§ STATED TASK: Give the count of lines in the data that include "không", with no other words.

§ AVAILABLE DATA:
==*==

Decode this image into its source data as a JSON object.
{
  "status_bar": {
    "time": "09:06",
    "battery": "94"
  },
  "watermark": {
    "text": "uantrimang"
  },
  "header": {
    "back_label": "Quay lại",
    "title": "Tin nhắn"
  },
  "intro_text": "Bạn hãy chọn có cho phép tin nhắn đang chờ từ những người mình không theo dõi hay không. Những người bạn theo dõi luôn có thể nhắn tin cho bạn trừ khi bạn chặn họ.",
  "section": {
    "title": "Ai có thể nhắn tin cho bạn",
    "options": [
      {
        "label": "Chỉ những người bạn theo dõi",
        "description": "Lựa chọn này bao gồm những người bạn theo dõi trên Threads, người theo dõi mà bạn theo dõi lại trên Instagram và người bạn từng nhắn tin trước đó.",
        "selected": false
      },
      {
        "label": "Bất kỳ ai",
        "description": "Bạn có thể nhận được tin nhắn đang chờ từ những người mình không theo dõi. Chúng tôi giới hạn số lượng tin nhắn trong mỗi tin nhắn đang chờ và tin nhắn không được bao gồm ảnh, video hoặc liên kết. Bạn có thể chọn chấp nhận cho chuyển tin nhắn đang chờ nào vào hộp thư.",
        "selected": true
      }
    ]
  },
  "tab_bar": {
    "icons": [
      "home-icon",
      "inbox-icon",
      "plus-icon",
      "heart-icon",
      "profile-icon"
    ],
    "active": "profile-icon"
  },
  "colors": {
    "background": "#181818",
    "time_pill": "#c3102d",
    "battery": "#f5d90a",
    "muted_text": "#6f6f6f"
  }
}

==*==

§ WORKED ANSWER: 2